→ **Problem description**: In the data, extract each line that holds the string "iMac".

→ **Entries shown**:
[Start]

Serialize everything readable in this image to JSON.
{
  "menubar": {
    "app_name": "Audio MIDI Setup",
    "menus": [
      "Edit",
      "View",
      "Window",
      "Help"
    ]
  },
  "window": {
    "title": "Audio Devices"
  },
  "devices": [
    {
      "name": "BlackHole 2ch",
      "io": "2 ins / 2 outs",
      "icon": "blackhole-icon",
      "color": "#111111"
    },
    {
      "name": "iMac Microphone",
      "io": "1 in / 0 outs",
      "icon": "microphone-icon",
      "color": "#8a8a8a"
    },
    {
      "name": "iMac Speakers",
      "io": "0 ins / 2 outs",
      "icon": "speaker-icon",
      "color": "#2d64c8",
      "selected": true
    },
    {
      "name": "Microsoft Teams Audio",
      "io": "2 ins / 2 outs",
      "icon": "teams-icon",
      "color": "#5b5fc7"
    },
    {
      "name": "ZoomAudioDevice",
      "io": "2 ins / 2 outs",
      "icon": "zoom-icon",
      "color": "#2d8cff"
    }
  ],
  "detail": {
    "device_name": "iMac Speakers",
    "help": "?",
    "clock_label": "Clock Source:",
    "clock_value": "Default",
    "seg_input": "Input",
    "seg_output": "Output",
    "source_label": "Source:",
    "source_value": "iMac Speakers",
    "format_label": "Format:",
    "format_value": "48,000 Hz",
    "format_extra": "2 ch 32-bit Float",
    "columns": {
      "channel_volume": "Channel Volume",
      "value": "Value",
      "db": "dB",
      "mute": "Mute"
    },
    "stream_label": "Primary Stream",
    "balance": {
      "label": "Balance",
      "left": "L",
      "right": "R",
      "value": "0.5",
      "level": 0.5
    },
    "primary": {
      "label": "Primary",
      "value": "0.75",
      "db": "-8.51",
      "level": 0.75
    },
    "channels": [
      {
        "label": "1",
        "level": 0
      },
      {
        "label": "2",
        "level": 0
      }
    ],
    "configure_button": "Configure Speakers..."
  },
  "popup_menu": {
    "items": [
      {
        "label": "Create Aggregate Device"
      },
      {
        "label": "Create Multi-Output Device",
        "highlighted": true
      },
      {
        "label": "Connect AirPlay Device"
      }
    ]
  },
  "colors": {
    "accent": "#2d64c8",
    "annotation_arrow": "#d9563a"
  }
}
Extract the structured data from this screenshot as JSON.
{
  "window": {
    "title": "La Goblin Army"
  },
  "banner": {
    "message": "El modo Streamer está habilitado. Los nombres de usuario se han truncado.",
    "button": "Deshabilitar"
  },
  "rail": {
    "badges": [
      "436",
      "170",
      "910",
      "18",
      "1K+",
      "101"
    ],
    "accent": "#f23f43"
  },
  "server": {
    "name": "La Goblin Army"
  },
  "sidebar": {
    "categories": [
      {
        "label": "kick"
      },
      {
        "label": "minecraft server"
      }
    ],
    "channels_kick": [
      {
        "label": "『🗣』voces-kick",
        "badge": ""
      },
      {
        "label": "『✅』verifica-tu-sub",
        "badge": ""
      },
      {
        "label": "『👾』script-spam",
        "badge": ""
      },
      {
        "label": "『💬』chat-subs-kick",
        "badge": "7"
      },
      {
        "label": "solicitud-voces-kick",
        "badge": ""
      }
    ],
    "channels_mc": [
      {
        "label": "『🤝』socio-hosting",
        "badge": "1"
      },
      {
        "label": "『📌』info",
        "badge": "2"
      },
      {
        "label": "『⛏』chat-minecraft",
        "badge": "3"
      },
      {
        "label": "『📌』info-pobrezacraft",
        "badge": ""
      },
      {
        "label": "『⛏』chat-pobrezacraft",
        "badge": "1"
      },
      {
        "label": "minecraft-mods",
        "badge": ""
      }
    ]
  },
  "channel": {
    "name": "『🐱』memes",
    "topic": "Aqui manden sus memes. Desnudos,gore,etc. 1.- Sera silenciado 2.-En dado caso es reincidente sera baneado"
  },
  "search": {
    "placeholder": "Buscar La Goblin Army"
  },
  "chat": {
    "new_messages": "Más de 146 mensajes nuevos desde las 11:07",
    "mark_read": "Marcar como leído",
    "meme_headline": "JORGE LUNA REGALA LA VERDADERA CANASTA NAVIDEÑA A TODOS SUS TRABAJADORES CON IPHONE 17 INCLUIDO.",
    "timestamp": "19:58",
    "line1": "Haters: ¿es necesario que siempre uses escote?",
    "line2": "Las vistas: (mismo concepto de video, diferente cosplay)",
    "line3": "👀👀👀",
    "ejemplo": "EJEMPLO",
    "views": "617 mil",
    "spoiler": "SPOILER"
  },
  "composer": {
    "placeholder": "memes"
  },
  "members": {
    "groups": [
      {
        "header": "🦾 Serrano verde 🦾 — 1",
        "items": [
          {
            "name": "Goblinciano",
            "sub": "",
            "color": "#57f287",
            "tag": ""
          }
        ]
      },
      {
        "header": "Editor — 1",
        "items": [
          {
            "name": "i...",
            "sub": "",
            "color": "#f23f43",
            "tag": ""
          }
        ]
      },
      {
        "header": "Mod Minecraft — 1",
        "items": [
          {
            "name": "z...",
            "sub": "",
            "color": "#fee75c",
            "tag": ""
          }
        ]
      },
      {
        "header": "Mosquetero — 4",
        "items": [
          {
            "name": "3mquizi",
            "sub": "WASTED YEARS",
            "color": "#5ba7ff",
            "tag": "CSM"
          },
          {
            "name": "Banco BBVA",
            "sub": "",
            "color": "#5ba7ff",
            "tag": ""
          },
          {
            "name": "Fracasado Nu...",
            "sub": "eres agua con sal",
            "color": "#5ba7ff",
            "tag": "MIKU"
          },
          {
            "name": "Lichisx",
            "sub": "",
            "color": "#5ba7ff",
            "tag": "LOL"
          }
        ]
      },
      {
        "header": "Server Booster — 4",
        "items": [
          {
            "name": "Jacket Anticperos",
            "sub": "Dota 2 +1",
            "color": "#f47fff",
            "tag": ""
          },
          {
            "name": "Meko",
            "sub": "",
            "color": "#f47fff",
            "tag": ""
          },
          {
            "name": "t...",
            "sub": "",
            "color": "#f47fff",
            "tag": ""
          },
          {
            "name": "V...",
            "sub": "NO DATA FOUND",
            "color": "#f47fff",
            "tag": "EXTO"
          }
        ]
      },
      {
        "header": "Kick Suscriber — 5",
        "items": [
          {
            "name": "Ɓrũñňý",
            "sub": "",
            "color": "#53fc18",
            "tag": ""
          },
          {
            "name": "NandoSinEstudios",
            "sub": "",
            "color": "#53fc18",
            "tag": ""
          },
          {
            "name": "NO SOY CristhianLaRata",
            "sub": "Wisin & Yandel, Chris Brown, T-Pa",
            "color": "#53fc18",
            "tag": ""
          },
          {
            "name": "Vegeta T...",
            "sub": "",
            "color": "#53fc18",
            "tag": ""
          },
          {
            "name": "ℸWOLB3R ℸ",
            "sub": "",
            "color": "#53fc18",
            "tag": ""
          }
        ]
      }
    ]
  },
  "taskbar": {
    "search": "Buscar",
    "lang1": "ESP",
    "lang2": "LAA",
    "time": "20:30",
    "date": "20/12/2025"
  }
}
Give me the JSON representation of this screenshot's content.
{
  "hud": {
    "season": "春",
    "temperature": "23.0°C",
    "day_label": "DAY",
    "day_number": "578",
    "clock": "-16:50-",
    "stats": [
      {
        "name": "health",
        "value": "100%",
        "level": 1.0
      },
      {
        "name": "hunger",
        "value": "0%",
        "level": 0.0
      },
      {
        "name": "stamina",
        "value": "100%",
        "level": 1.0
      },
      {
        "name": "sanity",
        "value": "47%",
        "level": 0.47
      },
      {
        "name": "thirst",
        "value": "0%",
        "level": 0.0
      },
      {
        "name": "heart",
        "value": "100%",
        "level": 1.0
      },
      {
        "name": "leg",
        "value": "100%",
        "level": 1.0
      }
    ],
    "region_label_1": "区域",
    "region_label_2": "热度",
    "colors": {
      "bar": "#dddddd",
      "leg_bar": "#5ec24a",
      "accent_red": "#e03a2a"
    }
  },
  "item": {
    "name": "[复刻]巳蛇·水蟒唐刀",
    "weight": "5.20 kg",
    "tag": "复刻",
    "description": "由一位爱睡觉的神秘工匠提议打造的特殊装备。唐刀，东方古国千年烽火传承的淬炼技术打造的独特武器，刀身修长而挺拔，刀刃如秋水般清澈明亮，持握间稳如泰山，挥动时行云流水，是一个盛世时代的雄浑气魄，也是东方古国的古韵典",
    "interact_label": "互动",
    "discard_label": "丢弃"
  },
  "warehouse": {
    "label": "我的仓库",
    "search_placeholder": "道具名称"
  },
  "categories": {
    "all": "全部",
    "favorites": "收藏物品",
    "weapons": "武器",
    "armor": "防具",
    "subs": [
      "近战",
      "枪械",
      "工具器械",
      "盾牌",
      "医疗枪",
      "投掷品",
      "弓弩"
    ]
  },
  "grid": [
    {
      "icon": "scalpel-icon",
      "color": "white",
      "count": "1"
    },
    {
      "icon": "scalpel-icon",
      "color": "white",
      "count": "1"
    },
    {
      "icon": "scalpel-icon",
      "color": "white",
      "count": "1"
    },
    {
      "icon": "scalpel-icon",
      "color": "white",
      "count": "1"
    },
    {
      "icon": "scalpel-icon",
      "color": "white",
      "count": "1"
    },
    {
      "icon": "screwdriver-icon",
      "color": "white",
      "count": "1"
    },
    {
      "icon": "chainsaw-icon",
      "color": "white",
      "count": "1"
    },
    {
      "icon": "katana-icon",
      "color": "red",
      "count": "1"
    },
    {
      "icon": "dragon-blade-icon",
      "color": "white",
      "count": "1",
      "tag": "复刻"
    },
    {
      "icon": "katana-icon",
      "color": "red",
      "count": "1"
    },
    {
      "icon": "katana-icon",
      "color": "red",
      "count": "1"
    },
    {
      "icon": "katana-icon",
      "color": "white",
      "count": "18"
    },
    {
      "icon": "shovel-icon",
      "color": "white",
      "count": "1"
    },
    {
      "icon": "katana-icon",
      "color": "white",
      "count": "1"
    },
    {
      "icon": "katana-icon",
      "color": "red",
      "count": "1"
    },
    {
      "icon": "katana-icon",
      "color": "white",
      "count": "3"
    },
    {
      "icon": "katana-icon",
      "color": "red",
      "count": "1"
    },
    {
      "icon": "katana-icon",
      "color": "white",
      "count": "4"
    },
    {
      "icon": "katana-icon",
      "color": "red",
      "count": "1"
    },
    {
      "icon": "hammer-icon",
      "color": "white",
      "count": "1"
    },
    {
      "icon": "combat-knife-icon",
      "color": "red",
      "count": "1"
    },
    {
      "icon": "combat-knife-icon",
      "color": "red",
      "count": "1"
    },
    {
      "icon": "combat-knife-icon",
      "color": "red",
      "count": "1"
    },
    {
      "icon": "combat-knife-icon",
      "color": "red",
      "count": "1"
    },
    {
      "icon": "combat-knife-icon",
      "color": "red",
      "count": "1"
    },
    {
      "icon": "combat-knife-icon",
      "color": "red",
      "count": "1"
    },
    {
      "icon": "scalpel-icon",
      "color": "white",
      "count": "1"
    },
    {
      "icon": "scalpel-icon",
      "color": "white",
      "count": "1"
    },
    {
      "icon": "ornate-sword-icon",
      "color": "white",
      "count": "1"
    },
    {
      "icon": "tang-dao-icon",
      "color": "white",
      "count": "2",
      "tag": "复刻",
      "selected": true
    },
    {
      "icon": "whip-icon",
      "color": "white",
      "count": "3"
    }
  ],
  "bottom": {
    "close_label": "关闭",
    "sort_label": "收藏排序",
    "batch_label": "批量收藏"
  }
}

[End]

→ **Result**:
      "name": "iMac Microphone",
      "name": "iMac Speakers",
    "device_name": "iMac Speakers",
    "source_value": "iMac Speakers",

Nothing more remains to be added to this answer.